» CONSEGNE
**A.** Ricopia fedelmente un passo del testo sulle disuguaglianze: comincia dalle parole "La politica, sostiene" e fermati dopo "errore è politico.".
**B.** Prosegui il testo sulle disuguaglianze a partire dalla sua ultima frase.

Anzitutto, parlando dell´Italia, è poi vero che da noi le disuguaglianze sono maggiori che in altri paesi? Ammesso che lo siano, perché mai il potere politico dovrebbe preoccuparsene? Una risposta alla prima domanda l´ha fornita l´Ocse con un rapporto pubblicato un paio di mesi fa. Sui trenta paesi aderenti all´Ocse, soltanto 5 presentano indici di disuguaglianza superiori all´Italia, mentre ben 24 presentano indici inferiori. D´altra parte i ricercatori della Banca d´Italia forniscono da anni dati analoghi. In Italia il 20 per cento della popolazione più povera percepisce meno del 7 per cento del reddito totale; il 20 per cento più ricco riceve più del 41 per cento. Se si guarda al patrimonio, le disuguaglianze sono anche più grandi: il 10 per cento formato dalle famiglie più ricche detiene la metà della ricchezza reale e finanziaria, mentre la metà formata da quelle più povere possiede appena il 10 per cento della ricchezza totale. Soltanto gli Usa, il Brasile e pochissimi altri paesi mostrano disuguaglianze altrettanto piramidali.
La politica, sostiene la destra, non dovrebbe occuparsi delle disuguaglianze socio-economiche. Perché in fondo, essa dice, sono giuste. Coloro che stanno in alto lo debbono nell´insieme a un impegno nello studio e sul lavoro superiore a quello di coloro che stanno in basso. Se lo Stato interviene in tale processo, sminuisce il riconoscimento dovuto ai primi e compensa i secondi che non se lo meritano. Sostenendo questo la destra commette due errori. Il primo fattuale, perché la spiegazione vale per casi individuali, ma per un fenomeno collettivo come le disuguaglianze socio-economiche non c´è evidenza disponibile che la confermi. Il secondo errore è politico.
Chi si trova nella parte bassa della distribuzione del reddito e della ricchezza ha in media una vita più corta di qualche anno; svolge un lavoro più faticoso; si nutre come può; tende ad ammalarsi più spesso; stenta a mandare i figli all´asilo da piccoli come alle superiori o all´università da grandi; spreca in media un paio d´ore al giorno a fare il pendolare; a suo tempo, avrà una pensione da fame. Soprattutto, chi si trova nelle predette condizioni non conta niente nelle decisioni che vengono assunte dal potere politico giusto in tema di organizzazione del lavoro, salari, sanità, prezzi, costo e disponibilità di asili, scuola, trasporti pubblici, pensioni. Ora, finché si tratta d´una parte modesta della popolazione, un problema politico non si pone per chi sta in cima alla piramide: quelli che stanno alla base sono semplicemente invisibili. Quando invece capita che la base diventi maggioranza, o si affronta la questione delle disuguaglianze sul piano politico, oppure esse corrompono in profondità le strutture della società che le ha tollerate fino a quel punto. Che è il limite al quale l´Italia pare si stia approssimando.

» ESTRATTO DEI DATI

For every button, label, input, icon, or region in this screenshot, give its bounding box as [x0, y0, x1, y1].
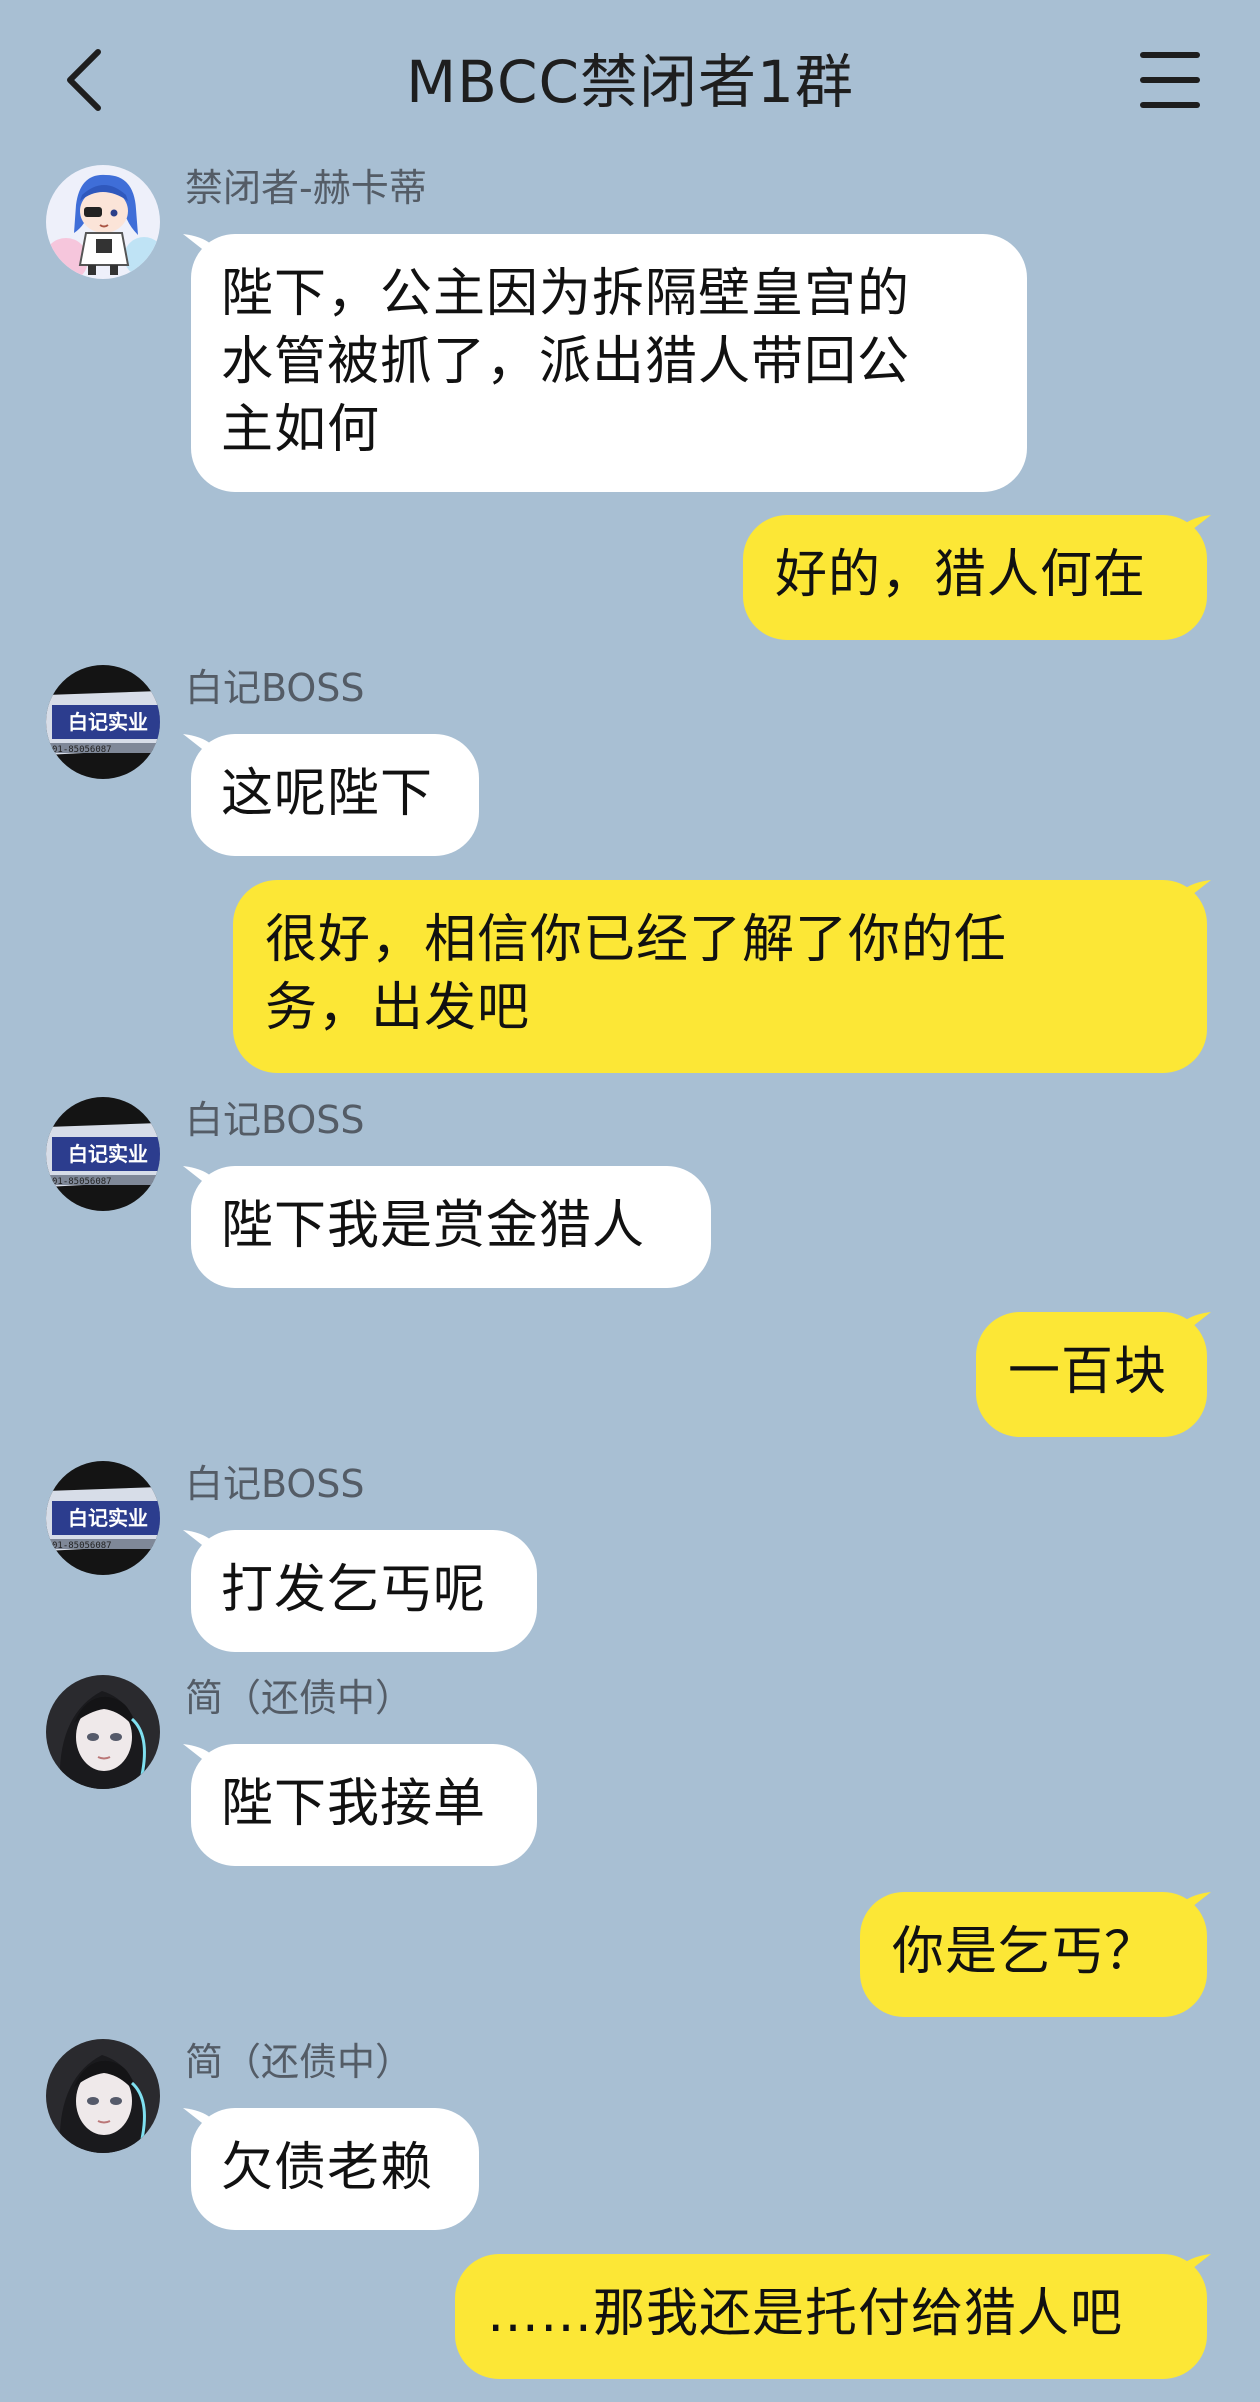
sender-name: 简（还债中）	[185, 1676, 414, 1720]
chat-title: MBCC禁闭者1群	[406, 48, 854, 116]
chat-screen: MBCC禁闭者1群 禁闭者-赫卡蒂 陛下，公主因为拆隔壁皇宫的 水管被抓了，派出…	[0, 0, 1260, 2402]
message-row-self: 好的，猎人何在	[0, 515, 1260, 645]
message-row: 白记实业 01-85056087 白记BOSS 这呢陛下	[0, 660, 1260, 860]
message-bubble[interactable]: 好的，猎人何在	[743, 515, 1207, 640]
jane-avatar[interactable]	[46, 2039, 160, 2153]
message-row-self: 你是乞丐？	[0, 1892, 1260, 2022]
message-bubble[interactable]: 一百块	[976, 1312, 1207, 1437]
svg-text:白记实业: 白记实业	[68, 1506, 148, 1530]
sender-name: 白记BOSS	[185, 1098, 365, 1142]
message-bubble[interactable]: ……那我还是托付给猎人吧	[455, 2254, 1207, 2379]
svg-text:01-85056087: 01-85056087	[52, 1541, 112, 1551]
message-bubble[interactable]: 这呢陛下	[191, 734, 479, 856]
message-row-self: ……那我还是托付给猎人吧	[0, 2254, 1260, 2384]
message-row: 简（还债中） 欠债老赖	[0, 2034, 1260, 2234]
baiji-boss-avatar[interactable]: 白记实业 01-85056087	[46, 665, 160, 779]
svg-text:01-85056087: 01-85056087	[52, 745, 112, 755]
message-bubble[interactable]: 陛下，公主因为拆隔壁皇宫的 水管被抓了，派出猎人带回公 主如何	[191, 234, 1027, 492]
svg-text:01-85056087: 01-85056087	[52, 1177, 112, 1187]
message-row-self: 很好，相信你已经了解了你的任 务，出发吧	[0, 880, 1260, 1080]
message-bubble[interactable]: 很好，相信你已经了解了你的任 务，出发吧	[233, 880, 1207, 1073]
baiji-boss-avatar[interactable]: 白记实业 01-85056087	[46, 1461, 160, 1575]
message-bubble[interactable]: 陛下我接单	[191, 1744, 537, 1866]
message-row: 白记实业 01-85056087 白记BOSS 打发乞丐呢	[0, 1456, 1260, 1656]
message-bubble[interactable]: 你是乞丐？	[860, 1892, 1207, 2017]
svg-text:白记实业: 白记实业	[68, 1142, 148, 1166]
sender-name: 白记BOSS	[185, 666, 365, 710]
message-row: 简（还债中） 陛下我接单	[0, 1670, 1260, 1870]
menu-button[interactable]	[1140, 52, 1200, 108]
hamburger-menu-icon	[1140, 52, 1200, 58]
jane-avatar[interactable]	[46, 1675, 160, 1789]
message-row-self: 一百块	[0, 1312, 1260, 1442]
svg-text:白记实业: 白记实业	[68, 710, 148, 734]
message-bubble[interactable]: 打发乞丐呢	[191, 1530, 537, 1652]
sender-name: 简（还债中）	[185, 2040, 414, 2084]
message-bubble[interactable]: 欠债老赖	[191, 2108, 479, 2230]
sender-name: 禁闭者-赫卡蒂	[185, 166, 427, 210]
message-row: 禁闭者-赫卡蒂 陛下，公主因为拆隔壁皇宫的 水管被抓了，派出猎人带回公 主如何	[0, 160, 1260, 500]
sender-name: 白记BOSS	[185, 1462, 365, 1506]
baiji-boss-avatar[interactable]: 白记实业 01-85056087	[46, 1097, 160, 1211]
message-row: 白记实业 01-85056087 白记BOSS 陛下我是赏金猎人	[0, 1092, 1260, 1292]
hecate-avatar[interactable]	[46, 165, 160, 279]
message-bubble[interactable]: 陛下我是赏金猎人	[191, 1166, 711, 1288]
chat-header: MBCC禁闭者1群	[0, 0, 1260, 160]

» SOLUZIONI
**A.**
La politica, sostiene la destra, non dovrebbe occuparsi delle disuguaglianze socio-economiche. Perché in fondo, essa dice, sono giuste. Coloro che stanno in alto lo debbono nell´insieme a un impegno nello studio e sul lavoro superiore a quello di coloro che stanno in basso. Se lo Stato interviene in tale processo, sminuisce il riconoscimento dovuto ai primi e compensa i secondi che non se lo meritano. Sostenendo questo la destra commette due errori. Il primo fattuale, perché la spiegazione vale per casi individuali, ma per un fenomeno collettivo come le disuguaglianze socio-economiche non c´è evidenza disponibile che la confermi. Il secondo errore è politico.

**B.**
Un segno del suo approssimarsi è evidente nel prolungato peggioramento delle disparità di salario tra l´Italia e i maggiori paesi europei. I rapporti dell´Ocse e alcuni recentissimi dell´Organizzazione Internazionale del Lavoro, datati addirittura 2009, non lasciano dubbi. Tra il 1995 e il 2005 le retribuzioni reali al netto dell´inflazione sono cresciute in Italia d´un misero 1,5 per cento, contro il 9,5 della Germania, il 14,5 della Francia e il 25,5 del Regno Unito. Se però i salari vengono misurati tenendo conto, oltre che dell´inflazione, anche della parità di potere d´acquisto, i salari italiani risultano diminuiti del 16 per cento tra il 1988 e il 2006. L´Oil precisa che questo è il maggior declino delle retribuzioni osservato in 11 paesi dell´eurozona per cui erano disponibili dati comparabili. Il declino ha un riflesso diretto nella quota che i salari rappresentano sul Pil: tra il 1979 e il 2007 tale quota è diminuita in Italia di quasi il 13 per cento. Al presente costituisce solamente il 55 per cento del Pil, sebbene i lavoratori dipendenti regolarmente occupati, quindi captati dalle rilevazioni Istat, siano cresciuti nel frattempo di alcuni milioni. A ragione l´Oil parla di "una vera emergenza salariale in Italia".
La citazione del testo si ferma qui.